Extracts from a graphics dataset
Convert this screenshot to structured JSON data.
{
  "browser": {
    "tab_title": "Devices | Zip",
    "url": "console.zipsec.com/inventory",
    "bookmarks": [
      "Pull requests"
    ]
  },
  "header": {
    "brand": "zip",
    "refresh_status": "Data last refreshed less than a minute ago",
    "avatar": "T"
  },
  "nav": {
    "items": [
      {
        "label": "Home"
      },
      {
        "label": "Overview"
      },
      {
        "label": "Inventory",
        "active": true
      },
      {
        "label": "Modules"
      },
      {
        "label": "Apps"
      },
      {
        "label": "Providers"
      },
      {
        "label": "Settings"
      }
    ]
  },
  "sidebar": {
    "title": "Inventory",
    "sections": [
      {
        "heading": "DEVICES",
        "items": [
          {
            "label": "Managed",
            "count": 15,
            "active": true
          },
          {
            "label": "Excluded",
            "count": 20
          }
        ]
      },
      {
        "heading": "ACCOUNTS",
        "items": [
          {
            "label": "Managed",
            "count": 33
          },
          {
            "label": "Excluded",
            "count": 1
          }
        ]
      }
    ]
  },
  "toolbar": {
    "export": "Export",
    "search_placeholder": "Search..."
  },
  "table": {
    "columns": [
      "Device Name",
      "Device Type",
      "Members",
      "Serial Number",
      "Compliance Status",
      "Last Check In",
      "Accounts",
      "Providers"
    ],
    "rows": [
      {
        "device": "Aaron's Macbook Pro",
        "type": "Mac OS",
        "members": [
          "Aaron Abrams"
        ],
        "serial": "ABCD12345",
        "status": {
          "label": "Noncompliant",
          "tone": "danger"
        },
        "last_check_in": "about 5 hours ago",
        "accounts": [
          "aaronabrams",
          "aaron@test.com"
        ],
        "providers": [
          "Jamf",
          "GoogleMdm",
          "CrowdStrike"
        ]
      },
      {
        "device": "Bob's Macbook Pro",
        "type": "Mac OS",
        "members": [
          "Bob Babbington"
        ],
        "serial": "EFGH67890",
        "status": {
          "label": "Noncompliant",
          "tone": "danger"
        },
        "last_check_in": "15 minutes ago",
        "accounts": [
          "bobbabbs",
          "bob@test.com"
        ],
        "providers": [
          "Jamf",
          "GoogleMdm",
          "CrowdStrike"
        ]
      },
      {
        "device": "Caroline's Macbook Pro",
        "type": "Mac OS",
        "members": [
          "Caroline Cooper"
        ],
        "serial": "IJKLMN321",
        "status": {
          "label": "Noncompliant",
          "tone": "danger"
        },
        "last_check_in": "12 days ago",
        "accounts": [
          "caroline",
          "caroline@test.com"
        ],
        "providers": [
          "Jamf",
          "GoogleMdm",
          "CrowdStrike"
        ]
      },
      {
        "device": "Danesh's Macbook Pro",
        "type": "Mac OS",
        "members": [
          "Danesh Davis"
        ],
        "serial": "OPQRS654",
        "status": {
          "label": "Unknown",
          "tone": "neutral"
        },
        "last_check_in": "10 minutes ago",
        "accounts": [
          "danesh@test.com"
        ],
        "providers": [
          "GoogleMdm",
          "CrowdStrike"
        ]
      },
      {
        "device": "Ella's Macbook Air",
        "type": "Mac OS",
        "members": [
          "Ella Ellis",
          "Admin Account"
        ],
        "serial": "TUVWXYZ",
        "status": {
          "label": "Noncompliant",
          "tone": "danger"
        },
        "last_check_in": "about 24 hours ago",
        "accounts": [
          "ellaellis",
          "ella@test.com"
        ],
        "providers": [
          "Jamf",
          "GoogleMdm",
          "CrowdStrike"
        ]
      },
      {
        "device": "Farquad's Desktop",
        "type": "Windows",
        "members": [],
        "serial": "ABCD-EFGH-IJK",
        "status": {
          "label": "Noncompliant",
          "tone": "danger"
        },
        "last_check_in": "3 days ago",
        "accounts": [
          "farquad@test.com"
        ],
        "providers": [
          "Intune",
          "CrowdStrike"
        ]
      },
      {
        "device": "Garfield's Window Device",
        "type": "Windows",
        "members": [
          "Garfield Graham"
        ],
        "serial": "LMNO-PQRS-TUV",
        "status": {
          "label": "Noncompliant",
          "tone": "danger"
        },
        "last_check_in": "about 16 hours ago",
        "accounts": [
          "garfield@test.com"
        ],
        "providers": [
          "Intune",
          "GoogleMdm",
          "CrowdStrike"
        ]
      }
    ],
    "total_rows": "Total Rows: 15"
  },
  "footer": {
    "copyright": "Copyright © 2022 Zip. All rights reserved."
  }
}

• _SET PROBLEM_
From the records above, extract everything verbatim.

• _ANSWER TO THIS PROBLEM_
Convert this screenshot to structured JSON data.
{
  "browser": {
    "tab_title": "Devices | Zip",
    "url": "console.zipsec.com/inventory",
    "bookmarks": [
      "Pull requests"
    ]
  },
  "header": {
    "brand": "zip",
    "refresh_status": "Data last refreshed less than a minute ago",
    "avatar": "T"
  },
  "nav": {
    "items": [
      {
        "label": "Home"
      },
      {
        "label": "Overview"
      },
      {
        "label": "Inventory",
        "active": true
      },
      {
        "label": "Modules"
      },
      {
        "label": "Apps"
      },
      {
        "label": "Providers"
      },
      {
        "label": "Settings"
      }
    ]
  },
  "sidebar": {
    "title": "Inventory",
    "sections": [
      {
        "heading": "DEVICES",
        "items": [
          {
            "label": "Managed",
            "count": 15,
            "active": true
          },
          {
            "label": "Excluded",
            "count": 20
          }
        ]
      },
      {
        "heading": "ACCOUNTS",
        "items": [
          {
            "label": "Managed",
            "count": 33
          },
          {
            "label": "Excluded",
            "count": 1
          }
        ]
      }
    ]
  },
  "toolbar": {
    "export": "Export",
    "search_placeholder": "Search..."
  },
  "table": {
    "columns": [
      "Device Name",
      "Device Type",
      "Members",
      "Serial Number",
      "Compliance Status",
      "Last Check In",
      "Accounts",
      "Providers"
    ],
    "rows": [
      {
        "device": "Aaron's Macbook Pro",
        "type": "Mac OS",
        "members": [
          "Aaron Abrams"
        ],
        "serial": "ABCD12345",
        "status": {
          "label": "Noncompliant",
          "tone": "danger"
        },
        "last_check_in": "about 5 hours ago",
        "accounts": [
          "aaronabrams",
          "aaron@test.com"
        ],
        "providers": [
          "Jamf",
          "GoogleMdm",
          "CrowdStrike"
        ]
      },
      {
        "device": "Bob's Macbook Pro",
        "type": "Mac OS",
        "members": [
          "Bob Babbington"
        ],
        "serial": "EFGH67890",
        "status": {
          "label": "Noncompliant",
          "tone": "danger"
        },
        "last_check_in": "15 minutes ago",
        "accounts": [
          "bobbabbs",
          "bob@test.com"
        ],
        "providers": [
          "Jamf",
          "GoogleMdm",
          "CrowdStrike"
        ]
      },
      {
        "device": "Caroline's Macbook Pro",
        "type": "Mac OS",
        "members": [
          "Caroline Cooper"
        ],
        "serial": "IJKLMN321",
        "status": {
          "label": "Noncompliant",
          "tone": "danger"
        },
        "last_check_in": "12 days ago",
        "accounts": [
          "caroline",
          "caroline@test.com"
        ],
        "providers": [
          "Jamf",
          "GoogleMdm",
          "CrowdStrike"
        ]
      },
      {
        "device": "Danesh's Macbook Pro",
        "type": "Mac OS",
        "members": [
          "Danesh Davis"
        ],
        "serial": "OPQRS654",
        "status": {
          "label": "Unknown",
          "tone": "neutral"
        },
        "last_check_in": "10 minutes ago",
        "accounts": [
          "danesh@test.com"
        ],
        "providers": [
          "GoogleMdm",
          "CrowdStrike"
        ]
      },
      {
        "device": "Ella's Macbook Air",
        "type": "Mac OS",
        "members": [
          "Ella Ellis",
          "Admin Account"
        ],
        "serial": "TUVWXYZ",
        "status": {
          "label": "Noncompliant",
          "tone": "danger"
        },
        "last_check_in": "about 24 hours ago",
        "accounts": [
          "ellaellis",
          "ella@test.com"
        ],
        "providers": [
          "Jamf",
          "GoogleMdm",
          "CrowdStrike"
        ]
      },
      {
        "device": "Farquad's Desktop",
        "type": "Windows",
        "members": [],
        "serial": "ABCD-EFGH-IJK",
        "status": {
          "label": "Noncompliant",
          "tone": "danger"
        },
        "last_check_in": "3 days ago",
        "accounts": [
          "farquad@test.com"
        ],
        "providers": [
          "Intune",
          "CrowdStrike"
        ]
      },
      {
        "device": "Garfield's Window Device",
        "type": "Windows",
        "members": [
          "Garfield Graham"
        ],
        "serial": "LMNO-PQRS-TUV",
        "status": {
          "label": "Noncompliant",
          "tone": "danger"
        },
        "last_check_in": "about 16 hours ago",
        "accounts": [
          "garfield@test.com"
        ],
        "providers": [
          "Intune",
          "GoogleMdm",
          "CrowdStrike"
        ]
      }
    ],
    "total_rows": "Total Rows: 15"
  },
  "footer": {
    "copyright": "Copyright © 2022 Zip. All rights reserved."
  }
}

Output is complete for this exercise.